> _EXERCISE BRIEF_: From the listing below, count the lines where the string "type" occurs. Give the number, with no other words.

* Begin STORED DATA *

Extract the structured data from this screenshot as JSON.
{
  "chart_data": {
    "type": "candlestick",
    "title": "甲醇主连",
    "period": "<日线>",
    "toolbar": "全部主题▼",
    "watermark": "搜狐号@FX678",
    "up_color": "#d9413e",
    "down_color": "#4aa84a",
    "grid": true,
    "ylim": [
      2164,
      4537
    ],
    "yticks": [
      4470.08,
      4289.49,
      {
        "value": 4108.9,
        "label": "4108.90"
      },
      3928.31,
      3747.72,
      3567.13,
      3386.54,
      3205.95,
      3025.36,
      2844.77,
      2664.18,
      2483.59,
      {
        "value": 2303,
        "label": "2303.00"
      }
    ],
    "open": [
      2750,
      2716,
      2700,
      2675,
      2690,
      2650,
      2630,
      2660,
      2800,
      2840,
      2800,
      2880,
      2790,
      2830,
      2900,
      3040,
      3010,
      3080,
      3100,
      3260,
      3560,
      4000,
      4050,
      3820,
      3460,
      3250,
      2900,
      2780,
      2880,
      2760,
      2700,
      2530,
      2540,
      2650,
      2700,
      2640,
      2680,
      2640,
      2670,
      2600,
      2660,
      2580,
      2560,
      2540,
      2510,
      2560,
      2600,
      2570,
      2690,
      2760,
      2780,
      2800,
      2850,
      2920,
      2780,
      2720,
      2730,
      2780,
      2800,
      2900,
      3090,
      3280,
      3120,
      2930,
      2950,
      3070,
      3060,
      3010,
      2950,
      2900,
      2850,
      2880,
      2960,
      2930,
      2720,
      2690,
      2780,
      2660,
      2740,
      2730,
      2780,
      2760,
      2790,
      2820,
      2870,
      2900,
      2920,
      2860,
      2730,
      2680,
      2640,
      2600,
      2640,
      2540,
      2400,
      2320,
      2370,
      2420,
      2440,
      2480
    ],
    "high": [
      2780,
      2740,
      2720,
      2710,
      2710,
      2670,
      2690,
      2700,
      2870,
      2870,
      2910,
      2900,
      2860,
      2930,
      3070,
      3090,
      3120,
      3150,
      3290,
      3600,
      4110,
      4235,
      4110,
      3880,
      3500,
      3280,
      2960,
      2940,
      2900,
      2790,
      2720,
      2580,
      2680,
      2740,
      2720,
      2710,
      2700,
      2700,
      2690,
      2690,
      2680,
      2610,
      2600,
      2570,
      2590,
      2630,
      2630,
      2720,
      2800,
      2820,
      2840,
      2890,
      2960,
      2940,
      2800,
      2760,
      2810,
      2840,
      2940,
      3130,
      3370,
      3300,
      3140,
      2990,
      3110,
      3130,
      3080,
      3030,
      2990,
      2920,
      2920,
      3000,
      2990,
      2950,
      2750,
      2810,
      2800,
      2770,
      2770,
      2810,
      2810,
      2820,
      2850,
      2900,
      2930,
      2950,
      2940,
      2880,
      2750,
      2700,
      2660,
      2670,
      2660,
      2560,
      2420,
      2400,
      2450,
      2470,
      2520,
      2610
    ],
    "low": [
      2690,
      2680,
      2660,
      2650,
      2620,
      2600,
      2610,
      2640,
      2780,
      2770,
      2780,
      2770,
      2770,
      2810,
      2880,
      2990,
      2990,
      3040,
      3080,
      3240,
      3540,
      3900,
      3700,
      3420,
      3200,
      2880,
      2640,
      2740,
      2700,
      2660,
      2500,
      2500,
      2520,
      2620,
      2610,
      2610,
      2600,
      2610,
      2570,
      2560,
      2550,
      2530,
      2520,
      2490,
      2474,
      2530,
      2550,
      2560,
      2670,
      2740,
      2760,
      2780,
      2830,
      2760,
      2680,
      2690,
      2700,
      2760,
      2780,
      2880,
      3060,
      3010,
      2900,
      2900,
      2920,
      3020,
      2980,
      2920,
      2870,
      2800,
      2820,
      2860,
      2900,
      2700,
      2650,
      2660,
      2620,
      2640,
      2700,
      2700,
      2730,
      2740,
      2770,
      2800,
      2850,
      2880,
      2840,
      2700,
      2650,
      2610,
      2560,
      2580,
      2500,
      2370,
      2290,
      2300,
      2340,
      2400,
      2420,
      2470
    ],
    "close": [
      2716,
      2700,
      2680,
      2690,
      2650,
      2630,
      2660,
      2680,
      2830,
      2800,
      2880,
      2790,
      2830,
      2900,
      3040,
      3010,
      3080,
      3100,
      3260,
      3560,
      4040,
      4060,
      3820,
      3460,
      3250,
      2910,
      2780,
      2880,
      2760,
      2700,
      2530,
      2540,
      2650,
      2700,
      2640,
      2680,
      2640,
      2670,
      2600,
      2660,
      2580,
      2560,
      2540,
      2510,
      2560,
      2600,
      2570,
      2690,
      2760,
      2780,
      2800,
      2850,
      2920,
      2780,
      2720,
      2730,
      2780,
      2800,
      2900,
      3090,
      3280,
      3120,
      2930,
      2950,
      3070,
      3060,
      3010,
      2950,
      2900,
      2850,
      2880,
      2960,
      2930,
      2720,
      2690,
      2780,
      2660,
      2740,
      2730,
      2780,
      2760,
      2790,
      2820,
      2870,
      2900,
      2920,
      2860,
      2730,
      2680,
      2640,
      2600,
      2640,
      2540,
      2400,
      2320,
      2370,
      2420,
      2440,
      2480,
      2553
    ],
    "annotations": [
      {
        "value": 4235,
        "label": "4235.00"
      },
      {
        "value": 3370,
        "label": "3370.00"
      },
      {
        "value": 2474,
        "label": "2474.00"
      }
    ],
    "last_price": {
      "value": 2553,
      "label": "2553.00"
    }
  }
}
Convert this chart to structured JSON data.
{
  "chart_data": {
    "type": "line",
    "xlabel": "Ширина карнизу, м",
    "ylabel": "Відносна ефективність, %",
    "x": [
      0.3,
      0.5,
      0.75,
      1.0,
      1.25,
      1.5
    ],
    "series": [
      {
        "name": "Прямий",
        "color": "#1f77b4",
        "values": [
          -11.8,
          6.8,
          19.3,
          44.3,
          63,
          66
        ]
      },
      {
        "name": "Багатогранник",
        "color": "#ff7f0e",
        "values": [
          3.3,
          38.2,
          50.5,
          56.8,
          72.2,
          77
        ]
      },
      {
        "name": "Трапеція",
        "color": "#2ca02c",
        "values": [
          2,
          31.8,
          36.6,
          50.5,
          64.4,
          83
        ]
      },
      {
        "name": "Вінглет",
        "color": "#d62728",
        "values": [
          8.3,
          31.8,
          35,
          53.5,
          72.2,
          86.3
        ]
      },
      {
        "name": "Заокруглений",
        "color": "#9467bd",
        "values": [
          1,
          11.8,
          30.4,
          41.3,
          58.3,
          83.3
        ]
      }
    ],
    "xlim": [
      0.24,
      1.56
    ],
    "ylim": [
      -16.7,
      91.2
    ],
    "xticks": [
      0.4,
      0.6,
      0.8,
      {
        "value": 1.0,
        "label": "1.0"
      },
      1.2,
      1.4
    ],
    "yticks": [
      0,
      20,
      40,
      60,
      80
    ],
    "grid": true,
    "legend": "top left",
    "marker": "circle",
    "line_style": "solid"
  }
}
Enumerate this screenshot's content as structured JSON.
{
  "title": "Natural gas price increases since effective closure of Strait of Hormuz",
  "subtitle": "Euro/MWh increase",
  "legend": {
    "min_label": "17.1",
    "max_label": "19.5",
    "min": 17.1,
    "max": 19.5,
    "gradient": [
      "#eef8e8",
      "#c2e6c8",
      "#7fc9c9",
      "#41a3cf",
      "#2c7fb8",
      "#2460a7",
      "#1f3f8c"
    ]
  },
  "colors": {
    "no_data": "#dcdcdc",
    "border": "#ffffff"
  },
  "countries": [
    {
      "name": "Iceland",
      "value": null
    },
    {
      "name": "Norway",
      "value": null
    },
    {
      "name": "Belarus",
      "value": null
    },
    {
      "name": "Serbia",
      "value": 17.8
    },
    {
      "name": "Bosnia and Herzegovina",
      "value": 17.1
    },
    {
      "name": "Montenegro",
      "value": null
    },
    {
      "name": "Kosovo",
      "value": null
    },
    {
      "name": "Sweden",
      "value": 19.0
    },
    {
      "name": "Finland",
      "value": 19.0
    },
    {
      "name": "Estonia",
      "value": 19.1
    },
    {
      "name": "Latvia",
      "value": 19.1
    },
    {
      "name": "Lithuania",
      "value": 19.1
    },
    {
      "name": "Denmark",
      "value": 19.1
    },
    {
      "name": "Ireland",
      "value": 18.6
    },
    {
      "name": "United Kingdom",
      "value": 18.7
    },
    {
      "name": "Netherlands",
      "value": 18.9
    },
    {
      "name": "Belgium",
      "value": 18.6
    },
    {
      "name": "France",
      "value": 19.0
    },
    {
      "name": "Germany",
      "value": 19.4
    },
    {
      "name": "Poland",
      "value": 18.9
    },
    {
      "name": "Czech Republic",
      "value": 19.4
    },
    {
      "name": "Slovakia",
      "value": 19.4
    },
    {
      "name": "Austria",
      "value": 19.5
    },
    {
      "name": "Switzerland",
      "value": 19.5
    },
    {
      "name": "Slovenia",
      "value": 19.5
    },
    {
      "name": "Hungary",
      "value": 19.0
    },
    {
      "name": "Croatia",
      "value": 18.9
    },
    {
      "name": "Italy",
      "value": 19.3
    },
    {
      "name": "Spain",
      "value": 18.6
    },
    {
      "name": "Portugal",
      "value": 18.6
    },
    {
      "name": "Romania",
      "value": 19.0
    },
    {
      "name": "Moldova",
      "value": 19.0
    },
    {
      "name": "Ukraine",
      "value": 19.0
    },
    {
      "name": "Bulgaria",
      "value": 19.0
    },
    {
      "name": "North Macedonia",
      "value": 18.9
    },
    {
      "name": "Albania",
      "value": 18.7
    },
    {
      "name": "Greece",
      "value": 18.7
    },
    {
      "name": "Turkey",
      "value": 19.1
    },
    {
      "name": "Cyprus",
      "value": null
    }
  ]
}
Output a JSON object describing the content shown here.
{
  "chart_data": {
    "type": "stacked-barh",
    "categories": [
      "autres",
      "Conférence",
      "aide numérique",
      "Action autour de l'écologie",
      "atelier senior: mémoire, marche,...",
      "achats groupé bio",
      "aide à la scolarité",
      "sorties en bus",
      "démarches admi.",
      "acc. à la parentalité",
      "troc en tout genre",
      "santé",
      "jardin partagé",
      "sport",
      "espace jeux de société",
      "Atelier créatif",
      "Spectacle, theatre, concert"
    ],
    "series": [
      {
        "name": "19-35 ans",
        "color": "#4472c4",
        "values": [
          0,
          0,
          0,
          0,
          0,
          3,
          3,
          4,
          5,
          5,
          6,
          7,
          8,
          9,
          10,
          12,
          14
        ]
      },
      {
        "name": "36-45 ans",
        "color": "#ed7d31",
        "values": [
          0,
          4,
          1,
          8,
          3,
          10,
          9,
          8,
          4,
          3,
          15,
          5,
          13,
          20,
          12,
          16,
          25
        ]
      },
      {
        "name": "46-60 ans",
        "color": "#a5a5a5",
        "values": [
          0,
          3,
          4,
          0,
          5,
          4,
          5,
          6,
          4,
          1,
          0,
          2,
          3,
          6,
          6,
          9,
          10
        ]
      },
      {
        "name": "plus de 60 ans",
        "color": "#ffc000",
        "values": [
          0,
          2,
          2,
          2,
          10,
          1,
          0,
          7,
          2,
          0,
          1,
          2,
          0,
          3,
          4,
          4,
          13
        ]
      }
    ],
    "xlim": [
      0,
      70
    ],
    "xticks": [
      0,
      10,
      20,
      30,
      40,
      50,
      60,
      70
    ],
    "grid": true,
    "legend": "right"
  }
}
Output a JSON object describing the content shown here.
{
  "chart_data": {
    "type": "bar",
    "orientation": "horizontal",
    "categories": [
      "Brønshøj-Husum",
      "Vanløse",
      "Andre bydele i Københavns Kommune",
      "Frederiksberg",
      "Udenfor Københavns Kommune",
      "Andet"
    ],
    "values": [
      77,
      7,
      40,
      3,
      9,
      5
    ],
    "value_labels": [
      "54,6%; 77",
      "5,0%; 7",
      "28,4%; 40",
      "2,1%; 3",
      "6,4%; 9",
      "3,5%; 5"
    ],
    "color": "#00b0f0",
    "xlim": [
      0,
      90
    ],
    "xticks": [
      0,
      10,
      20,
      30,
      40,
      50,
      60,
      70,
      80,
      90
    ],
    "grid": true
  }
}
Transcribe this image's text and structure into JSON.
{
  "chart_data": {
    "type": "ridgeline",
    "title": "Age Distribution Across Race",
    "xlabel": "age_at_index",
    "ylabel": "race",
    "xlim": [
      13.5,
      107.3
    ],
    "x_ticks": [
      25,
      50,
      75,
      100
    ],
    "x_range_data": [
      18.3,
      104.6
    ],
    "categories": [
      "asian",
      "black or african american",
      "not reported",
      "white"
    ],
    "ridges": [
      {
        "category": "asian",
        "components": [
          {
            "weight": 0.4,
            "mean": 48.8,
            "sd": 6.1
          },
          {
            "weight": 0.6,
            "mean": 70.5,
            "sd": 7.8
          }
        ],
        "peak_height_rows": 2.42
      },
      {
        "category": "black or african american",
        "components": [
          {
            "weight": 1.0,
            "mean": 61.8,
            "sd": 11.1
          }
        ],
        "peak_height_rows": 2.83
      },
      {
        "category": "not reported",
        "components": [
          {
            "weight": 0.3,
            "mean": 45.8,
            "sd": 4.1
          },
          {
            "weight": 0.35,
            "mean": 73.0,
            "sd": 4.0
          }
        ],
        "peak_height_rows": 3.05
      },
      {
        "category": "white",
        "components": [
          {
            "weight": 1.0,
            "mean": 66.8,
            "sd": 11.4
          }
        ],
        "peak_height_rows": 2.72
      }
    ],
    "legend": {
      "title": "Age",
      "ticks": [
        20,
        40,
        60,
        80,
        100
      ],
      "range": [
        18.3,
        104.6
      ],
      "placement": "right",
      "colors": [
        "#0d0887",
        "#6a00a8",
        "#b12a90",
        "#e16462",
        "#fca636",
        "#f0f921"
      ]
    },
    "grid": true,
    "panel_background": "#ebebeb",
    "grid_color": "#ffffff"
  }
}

* End STORED DATA *

> _TASK OUTPUT_: 5